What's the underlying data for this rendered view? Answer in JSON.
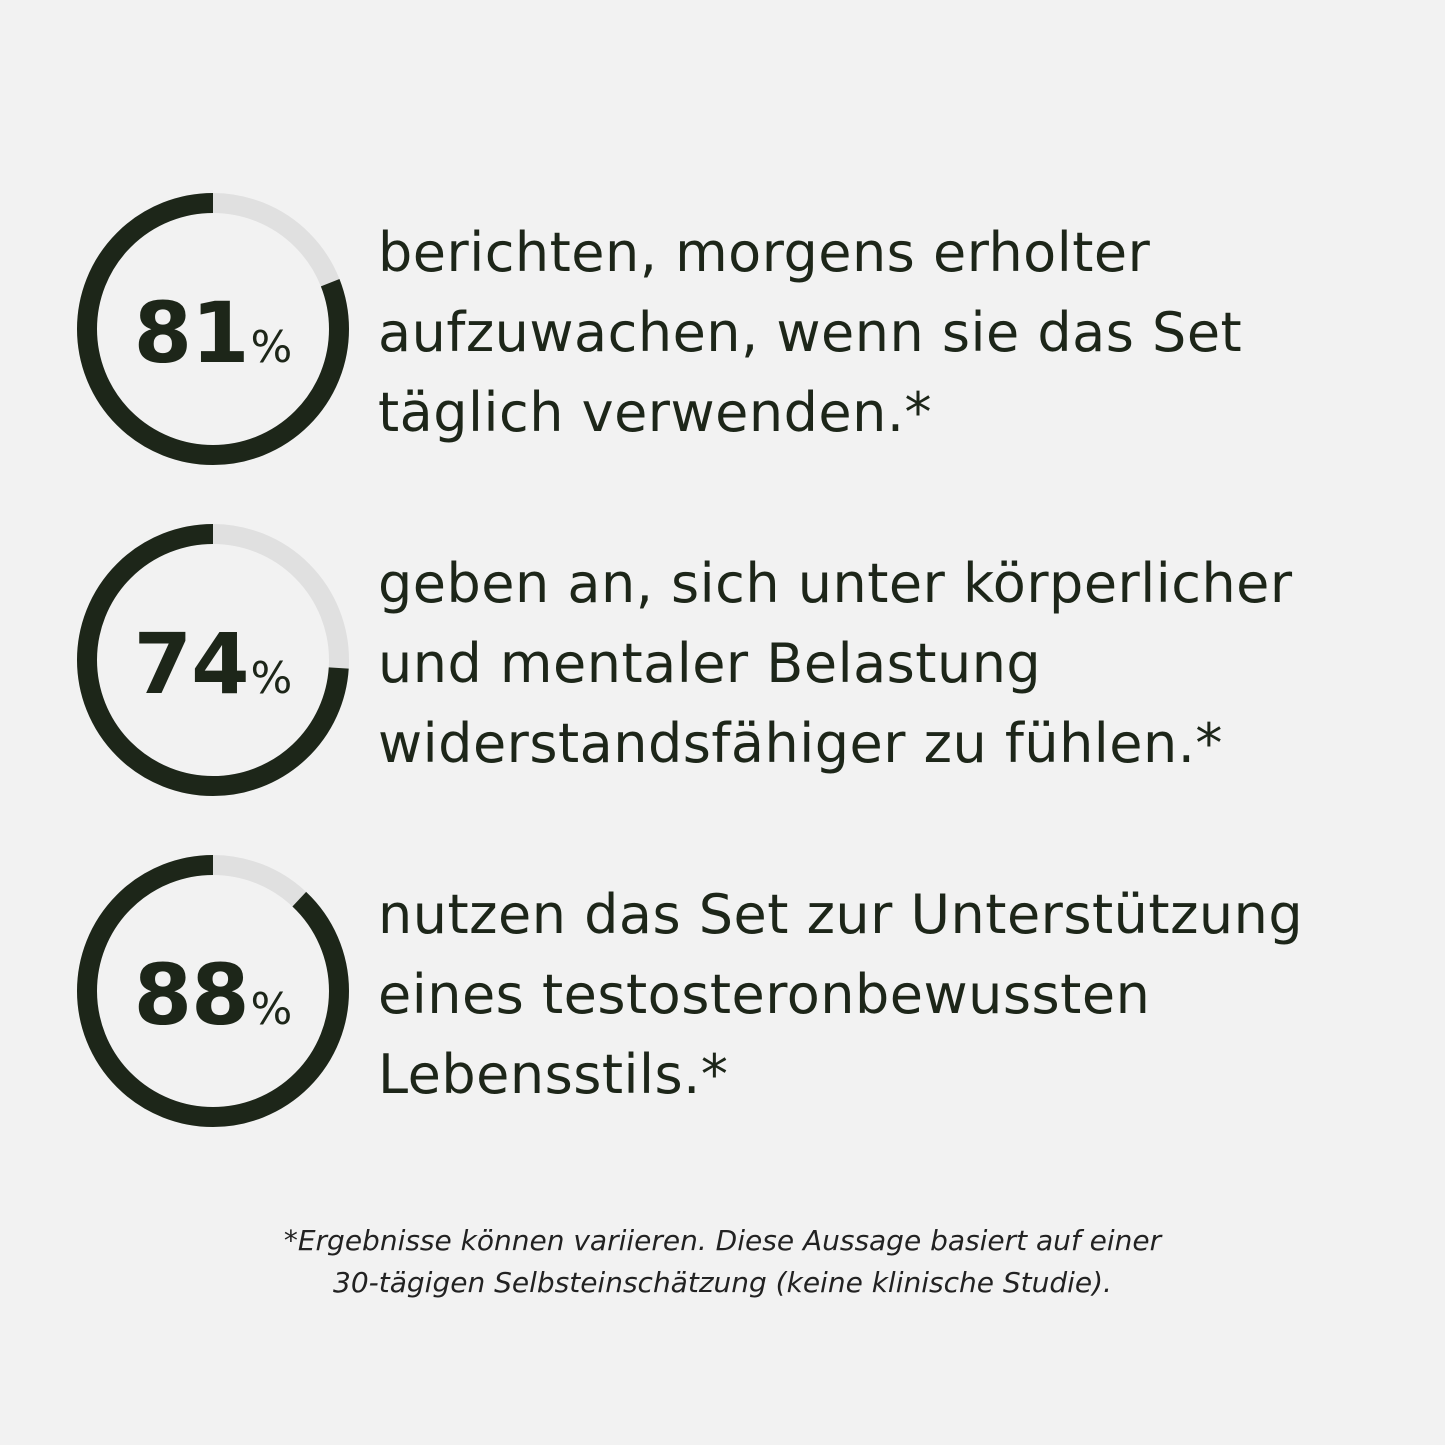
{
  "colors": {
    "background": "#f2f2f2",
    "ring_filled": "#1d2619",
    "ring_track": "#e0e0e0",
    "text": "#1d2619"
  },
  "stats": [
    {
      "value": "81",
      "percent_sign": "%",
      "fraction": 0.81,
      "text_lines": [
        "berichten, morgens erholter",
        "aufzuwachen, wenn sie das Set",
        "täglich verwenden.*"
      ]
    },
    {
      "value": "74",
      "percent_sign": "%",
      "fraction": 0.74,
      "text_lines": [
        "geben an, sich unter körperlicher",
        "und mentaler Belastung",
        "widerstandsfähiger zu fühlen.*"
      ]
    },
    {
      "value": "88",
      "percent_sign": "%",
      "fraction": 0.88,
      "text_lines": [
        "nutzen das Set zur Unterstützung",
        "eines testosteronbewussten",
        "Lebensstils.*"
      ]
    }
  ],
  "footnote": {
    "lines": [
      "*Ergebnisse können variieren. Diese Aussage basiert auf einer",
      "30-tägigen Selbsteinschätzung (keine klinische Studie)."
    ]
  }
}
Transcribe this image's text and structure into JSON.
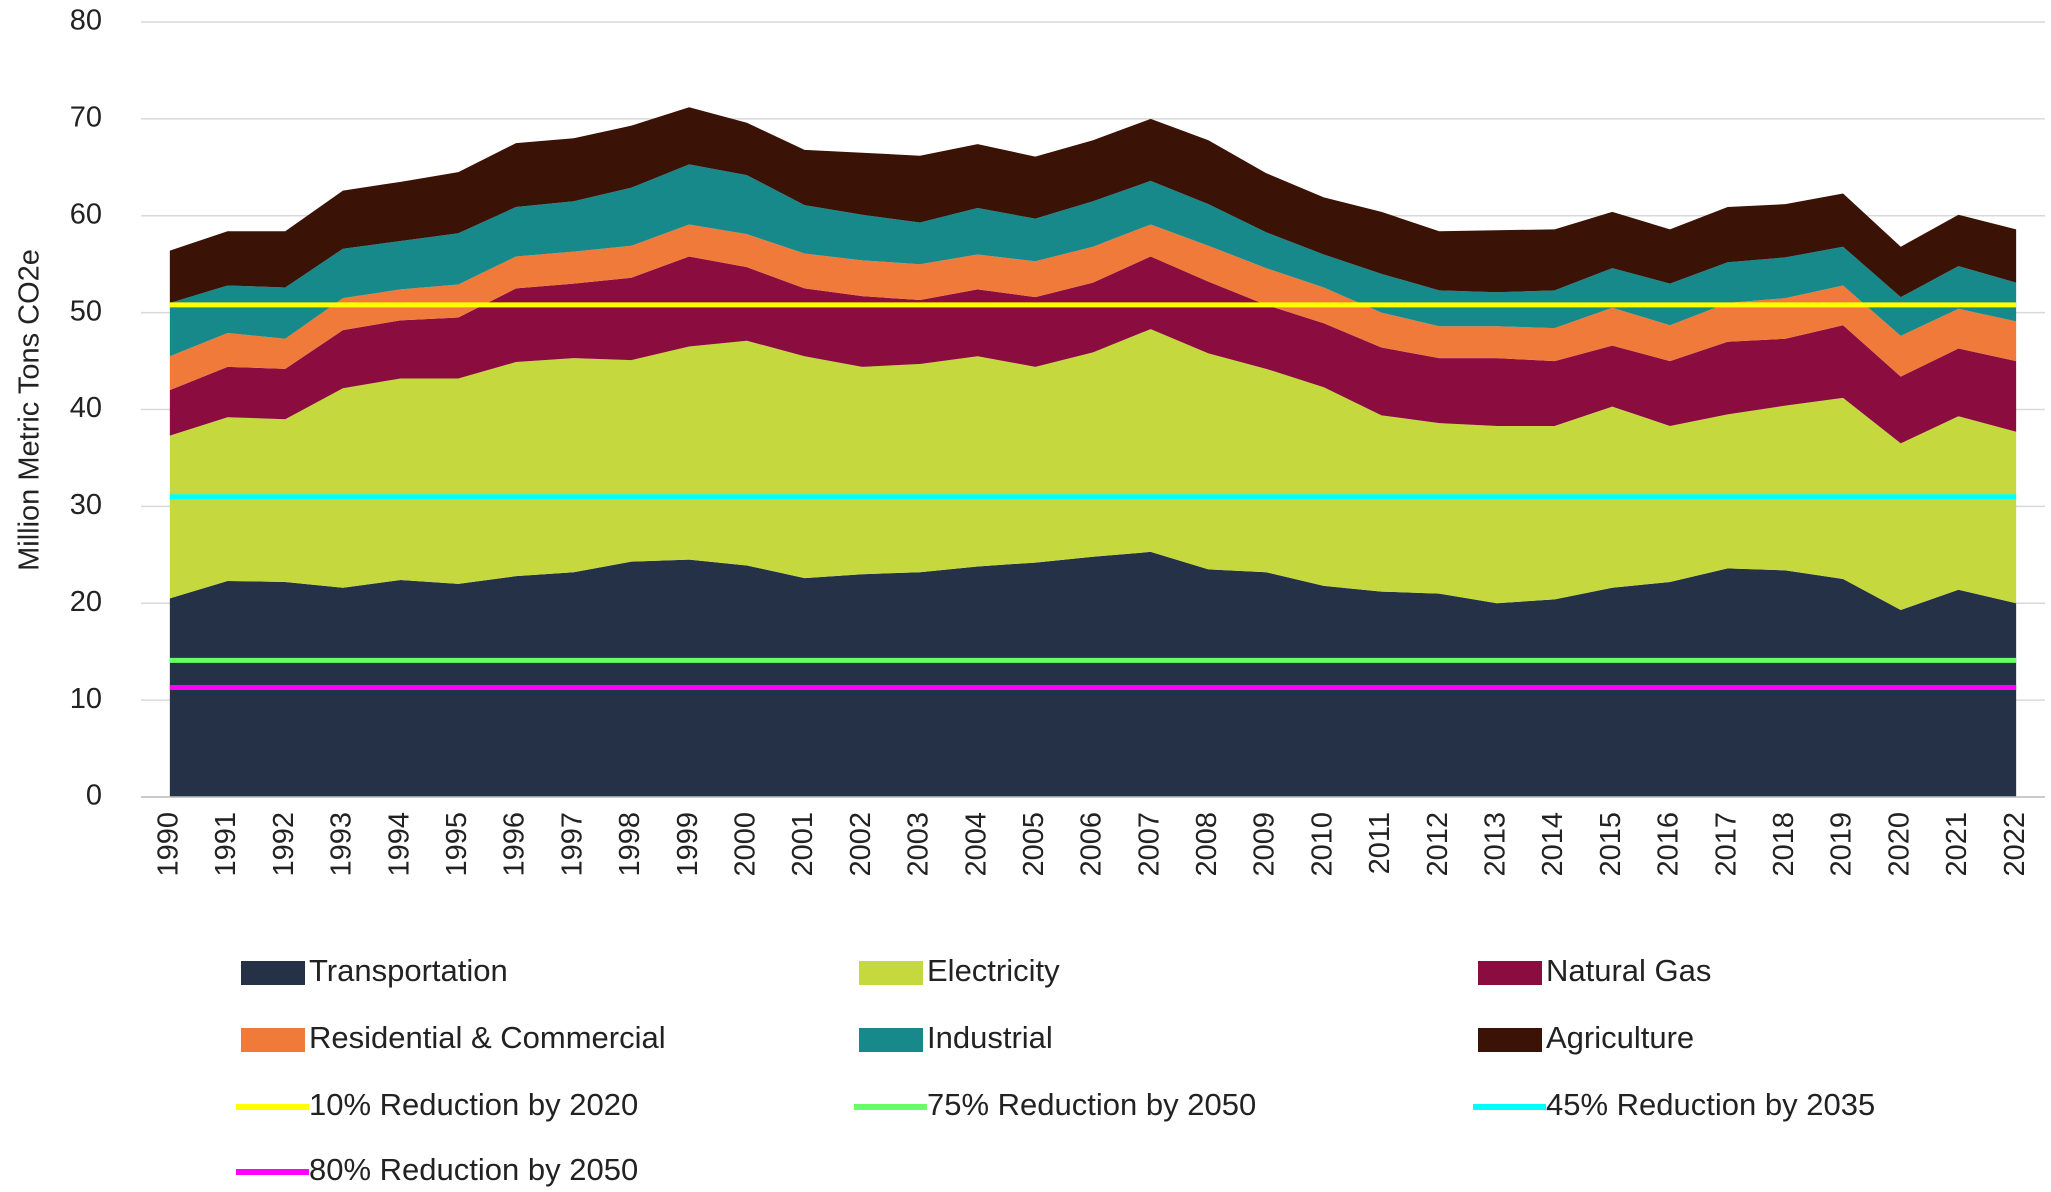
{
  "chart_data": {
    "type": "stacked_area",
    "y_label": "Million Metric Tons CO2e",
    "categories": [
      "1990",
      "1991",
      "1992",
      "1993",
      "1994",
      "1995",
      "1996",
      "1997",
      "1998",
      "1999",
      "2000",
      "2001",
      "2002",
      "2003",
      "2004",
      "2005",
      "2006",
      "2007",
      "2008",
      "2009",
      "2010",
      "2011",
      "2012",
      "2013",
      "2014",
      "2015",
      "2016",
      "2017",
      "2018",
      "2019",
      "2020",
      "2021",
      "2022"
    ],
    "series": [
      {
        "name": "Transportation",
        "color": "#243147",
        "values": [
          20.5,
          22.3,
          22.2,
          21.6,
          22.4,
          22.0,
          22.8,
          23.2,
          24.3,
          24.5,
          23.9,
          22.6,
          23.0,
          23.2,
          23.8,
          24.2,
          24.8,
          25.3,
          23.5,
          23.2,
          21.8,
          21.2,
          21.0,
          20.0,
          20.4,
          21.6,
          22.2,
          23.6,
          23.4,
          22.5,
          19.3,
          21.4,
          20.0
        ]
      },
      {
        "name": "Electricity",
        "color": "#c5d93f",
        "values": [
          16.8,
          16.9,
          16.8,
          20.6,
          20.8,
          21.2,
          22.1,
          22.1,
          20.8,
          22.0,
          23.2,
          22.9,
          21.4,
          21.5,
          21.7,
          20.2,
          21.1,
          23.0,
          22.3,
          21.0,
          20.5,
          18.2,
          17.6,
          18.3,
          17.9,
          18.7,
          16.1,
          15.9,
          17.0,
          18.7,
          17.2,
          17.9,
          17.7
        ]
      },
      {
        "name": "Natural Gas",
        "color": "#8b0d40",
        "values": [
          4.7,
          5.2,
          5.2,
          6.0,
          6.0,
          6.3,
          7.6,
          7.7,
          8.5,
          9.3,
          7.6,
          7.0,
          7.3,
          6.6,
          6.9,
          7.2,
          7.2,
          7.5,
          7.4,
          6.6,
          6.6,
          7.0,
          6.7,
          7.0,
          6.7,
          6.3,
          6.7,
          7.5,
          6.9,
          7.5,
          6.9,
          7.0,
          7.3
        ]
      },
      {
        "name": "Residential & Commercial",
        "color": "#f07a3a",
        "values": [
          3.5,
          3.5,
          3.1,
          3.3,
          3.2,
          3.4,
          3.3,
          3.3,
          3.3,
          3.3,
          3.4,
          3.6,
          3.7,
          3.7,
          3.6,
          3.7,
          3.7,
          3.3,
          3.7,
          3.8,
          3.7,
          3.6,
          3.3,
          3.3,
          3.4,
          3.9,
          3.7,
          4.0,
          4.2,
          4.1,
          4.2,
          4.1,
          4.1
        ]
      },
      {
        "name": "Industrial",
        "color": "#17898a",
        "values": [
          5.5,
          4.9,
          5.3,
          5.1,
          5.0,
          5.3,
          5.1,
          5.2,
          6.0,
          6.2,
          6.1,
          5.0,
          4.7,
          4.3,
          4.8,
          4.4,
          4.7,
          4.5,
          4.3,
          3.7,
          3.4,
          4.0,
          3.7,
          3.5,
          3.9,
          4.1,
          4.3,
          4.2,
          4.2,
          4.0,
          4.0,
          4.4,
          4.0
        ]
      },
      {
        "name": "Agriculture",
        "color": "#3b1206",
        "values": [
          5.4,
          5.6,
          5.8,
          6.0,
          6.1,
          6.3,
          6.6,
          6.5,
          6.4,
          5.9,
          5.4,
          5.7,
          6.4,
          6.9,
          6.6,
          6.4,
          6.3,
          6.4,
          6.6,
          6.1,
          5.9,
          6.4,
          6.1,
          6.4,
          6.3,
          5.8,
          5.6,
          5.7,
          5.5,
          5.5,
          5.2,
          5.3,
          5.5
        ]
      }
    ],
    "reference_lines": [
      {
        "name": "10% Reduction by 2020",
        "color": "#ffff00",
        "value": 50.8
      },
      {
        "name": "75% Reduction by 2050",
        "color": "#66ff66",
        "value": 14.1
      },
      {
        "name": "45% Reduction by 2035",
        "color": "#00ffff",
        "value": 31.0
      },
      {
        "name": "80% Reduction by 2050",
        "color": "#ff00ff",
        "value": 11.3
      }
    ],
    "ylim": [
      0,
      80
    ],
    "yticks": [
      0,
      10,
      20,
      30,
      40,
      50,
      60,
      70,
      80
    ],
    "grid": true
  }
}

_OBJECTIVE_
Identify each line holding the string "this", and copy it out.

_OUTPUT BELOW_
What's the underlying data for this rendered view? Answer in JSON.
Transcribe this image's text and structure into JSON.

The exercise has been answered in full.